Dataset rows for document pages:
##############################
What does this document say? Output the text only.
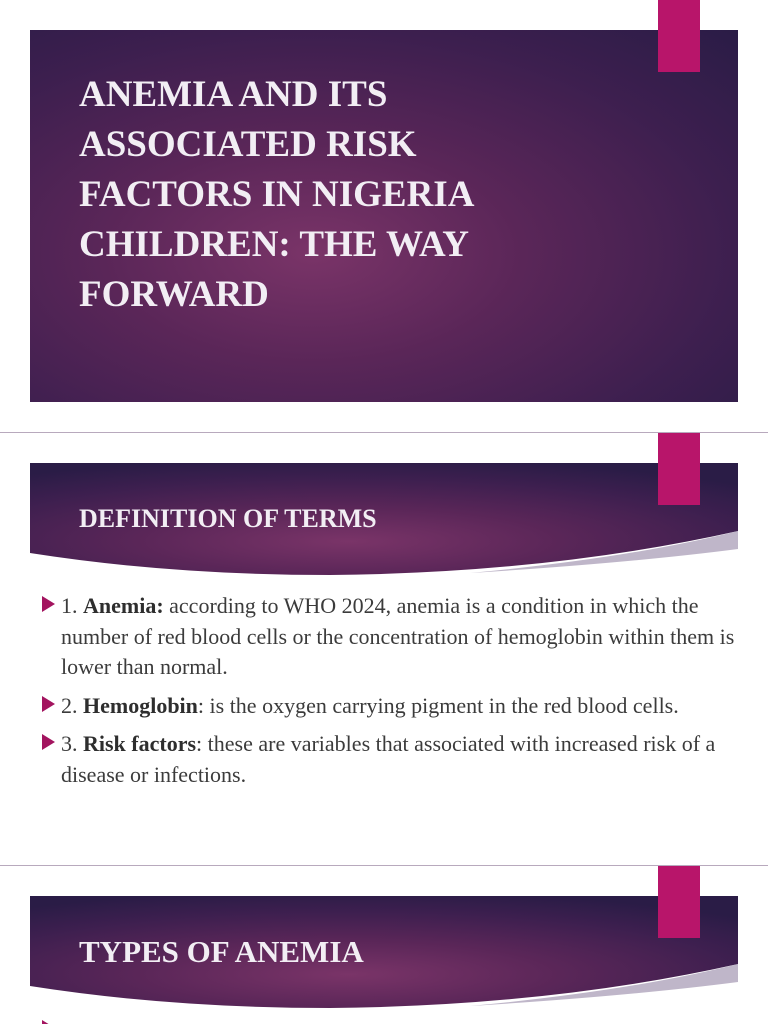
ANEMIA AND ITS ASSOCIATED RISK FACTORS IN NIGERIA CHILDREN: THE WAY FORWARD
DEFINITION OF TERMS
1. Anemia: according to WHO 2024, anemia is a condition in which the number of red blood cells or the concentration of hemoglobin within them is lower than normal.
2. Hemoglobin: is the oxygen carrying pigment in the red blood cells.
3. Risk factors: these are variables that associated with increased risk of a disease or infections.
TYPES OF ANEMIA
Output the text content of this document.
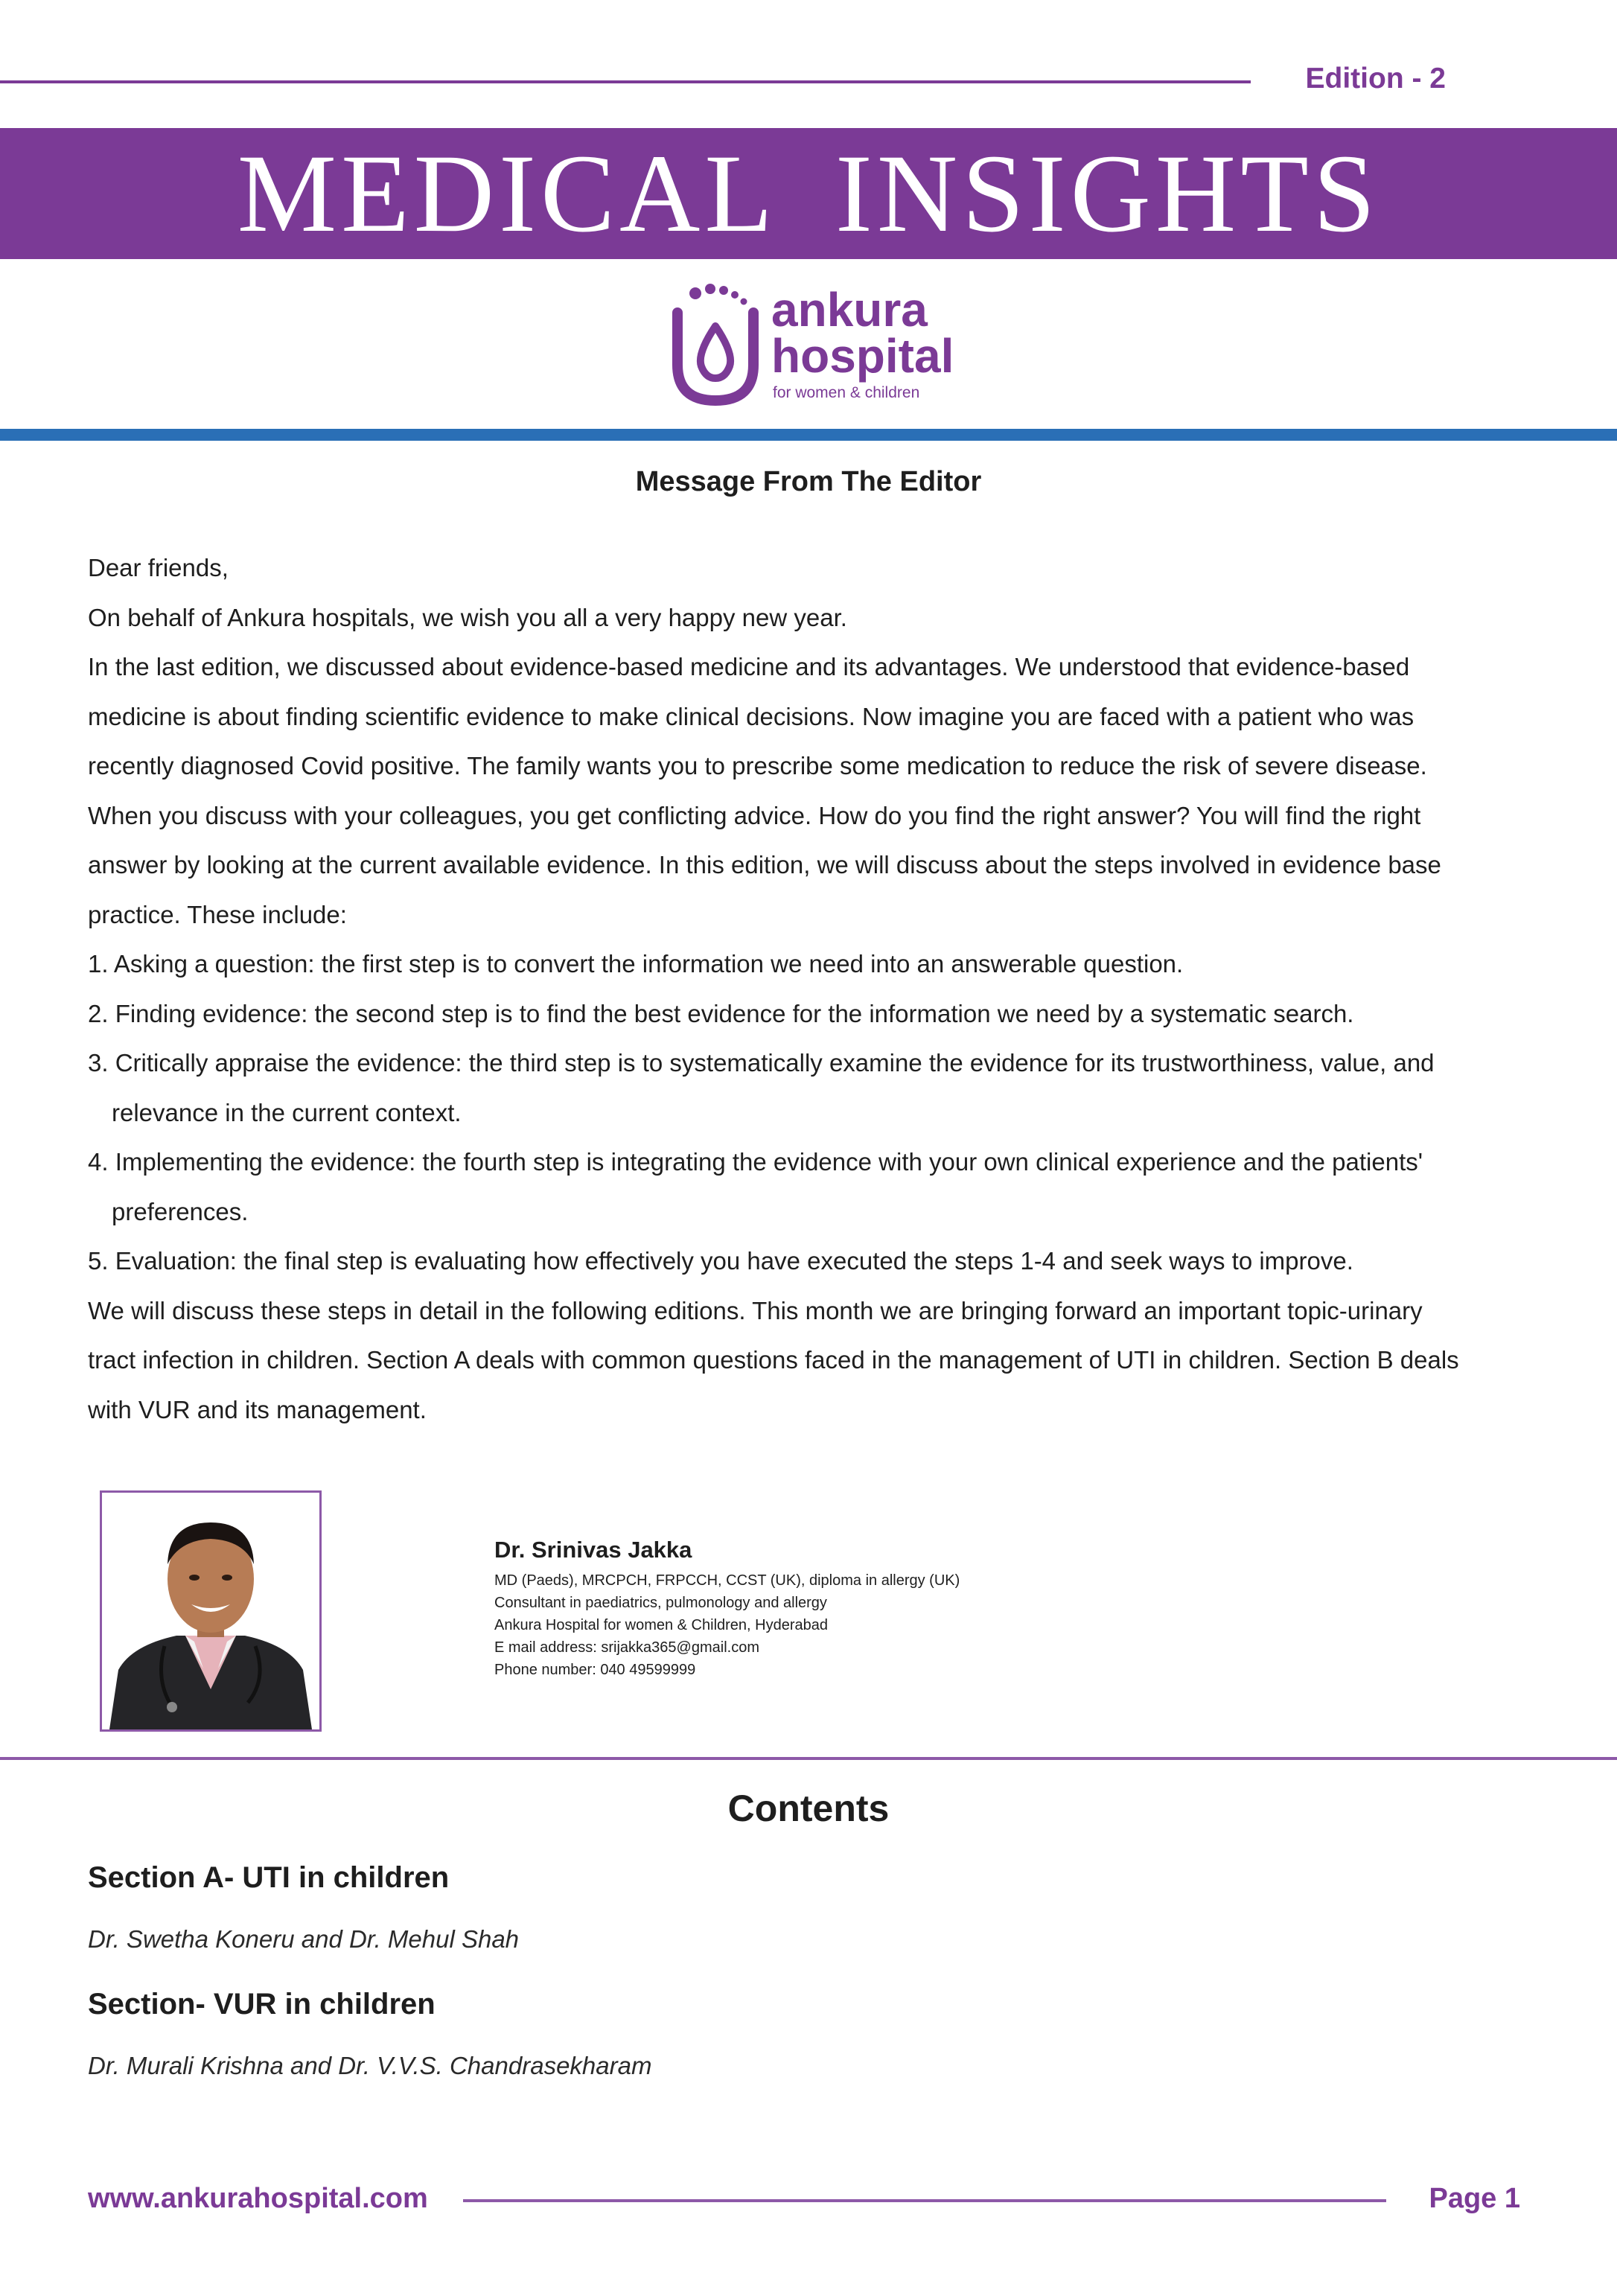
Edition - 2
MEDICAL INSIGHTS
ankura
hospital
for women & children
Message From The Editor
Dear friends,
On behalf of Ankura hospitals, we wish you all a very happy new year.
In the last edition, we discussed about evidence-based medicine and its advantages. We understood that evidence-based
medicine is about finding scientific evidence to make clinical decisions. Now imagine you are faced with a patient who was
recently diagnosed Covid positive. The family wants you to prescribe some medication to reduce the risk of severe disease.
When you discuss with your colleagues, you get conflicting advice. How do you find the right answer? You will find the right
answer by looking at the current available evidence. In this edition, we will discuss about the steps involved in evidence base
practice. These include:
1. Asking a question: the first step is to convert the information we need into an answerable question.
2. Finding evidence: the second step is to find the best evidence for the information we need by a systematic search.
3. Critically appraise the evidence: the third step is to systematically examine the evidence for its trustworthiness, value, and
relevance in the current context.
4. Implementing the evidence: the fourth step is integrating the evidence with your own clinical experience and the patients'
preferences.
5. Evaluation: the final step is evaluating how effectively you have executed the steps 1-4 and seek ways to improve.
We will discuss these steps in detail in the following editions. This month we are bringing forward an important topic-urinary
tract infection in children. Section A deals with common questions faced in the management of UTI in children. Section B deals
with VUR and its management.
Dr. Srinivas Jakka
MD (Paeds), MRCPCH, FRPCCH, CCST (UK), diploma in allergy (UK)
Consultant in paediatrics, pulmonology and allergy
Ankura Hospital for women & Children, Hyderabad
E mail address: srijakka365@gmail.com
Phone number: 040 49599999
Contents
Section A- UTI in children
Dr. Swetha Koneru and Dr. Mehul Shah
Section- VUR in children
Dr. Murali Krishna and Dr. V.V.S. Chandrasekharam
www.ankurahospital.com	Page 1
##############################
__WHAT YOU ARE ASKED TO DO__:
Using the records above, find and show each line with the string "disease".

__REPLY__:
3. Risk factors: these are variables that associated with increased risk of a disease or infections.
recently diagnosed Covid positive. The family wants you to prescribe some medication to reduce the risk of severe disease.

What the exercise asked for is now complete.